# Task details
Output each entry below as it stands, leaving out every picture.
___ Records for this task ___
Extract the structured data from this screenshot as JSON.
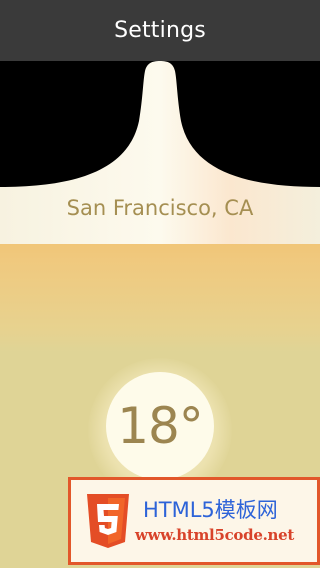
{
  "header": {
    "title": "Settings"
  },
  "weather": {
    "city": "San Francisco, CA",
    "temperature": "18°"
  },
  "watermark": {
    "title": "HTML5模板网",
    "url": "www.html5code.net",
    "logo_icon": "html5-shield-icon"
  },
  "colors": {
    "header_bg": "#3a3a3a",
    "drip_fill": "#fbf7e8",
    "city_text": "#a58f52",
    "temp_text": "#9c8550",
    "sky_top": "#e68a10",
    "watermark_border": "#e2572a",
    "watermark_title": "#2d63d8",
    "watermark_url": "#d8432a"
  }
}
___
# Worked answer
Extract the structured data from this screenshot as JSON.
{
  "header": {
    "title": "Settings"
  },
  "weather": {
    "city": "San Francisco, CA",
    "temperature": "18°"
  },
  "watermark": {
    "title": "HTML5模板网",
    "url": "www.html5code.net",
    "logo_icon": "html5-shield-icon"
  },
  "colors": {
    "header_bg": "#3a3a3a",
    "drip_fill": "#fbf7e8",
    "city_text": "#a58f52",
    "temp_text": "#9c8550",
    "sky_top": "#e68a10",
    "watermark_border": "#e2572a",
    "watermark_title": "#2d63d8",
    "watermark_url": "#d8432a"
  }
}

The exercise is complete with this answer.